A run of records:
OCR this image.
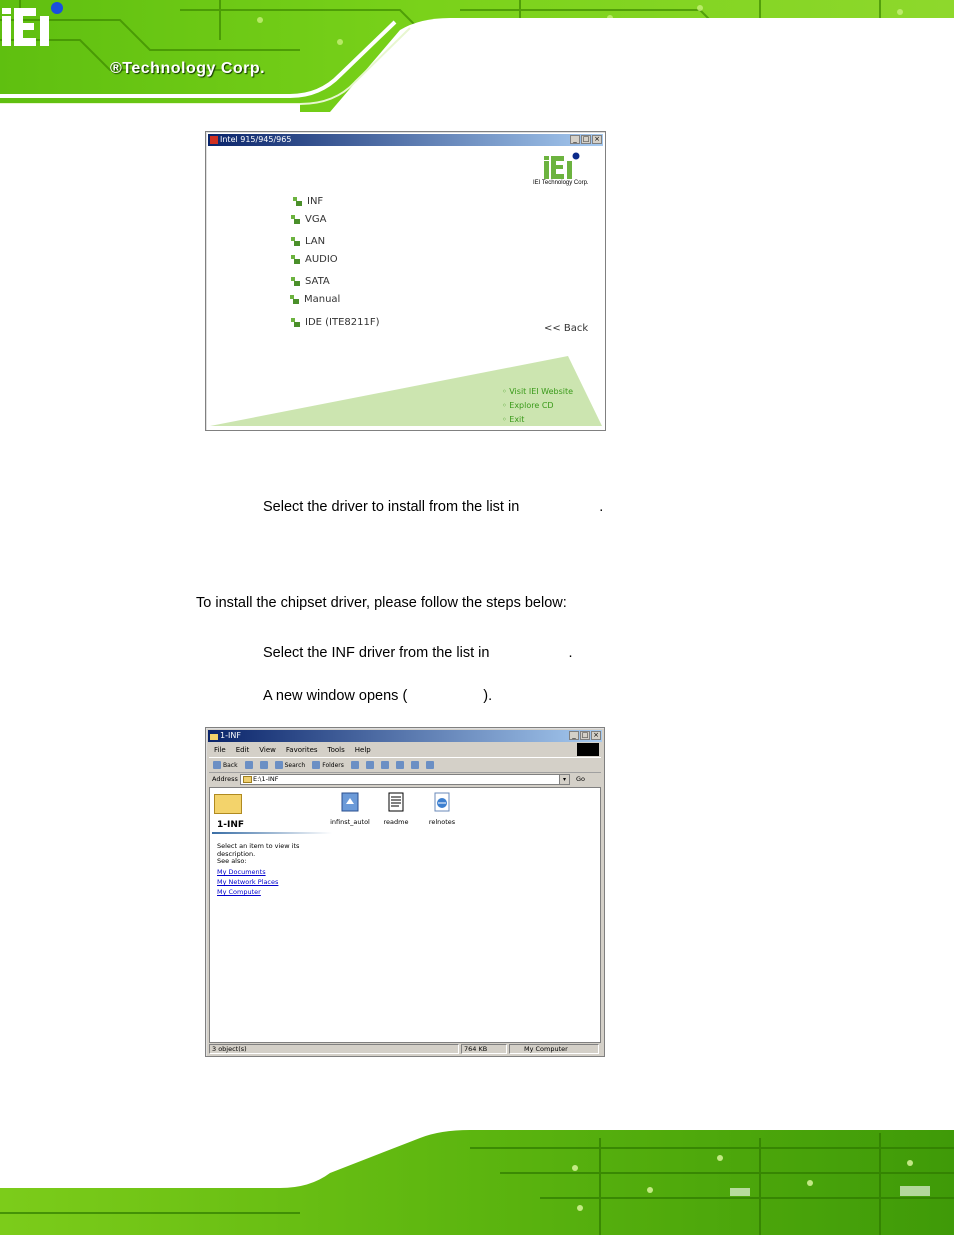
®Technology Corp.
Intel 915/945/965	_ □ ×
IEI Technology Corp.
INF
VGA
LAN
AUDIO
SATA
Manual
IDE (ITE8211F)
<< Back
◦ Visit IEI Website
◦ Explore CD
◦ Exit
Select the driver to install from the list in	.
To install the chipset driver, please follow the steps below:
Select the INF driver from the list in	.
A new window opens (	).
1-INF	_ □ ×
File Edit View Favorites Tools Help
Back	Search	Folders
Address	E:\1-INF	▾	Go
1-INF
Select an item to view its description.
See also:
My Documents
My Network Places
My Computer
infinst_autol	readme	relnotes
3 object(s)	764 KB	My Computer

(Problem to solve)
Where a line in the material above holds "Select", copy that line.

(Correct result)
Select the driver to install from the list in	.
Select the INF driver from the list in	.
Select an item to view its description.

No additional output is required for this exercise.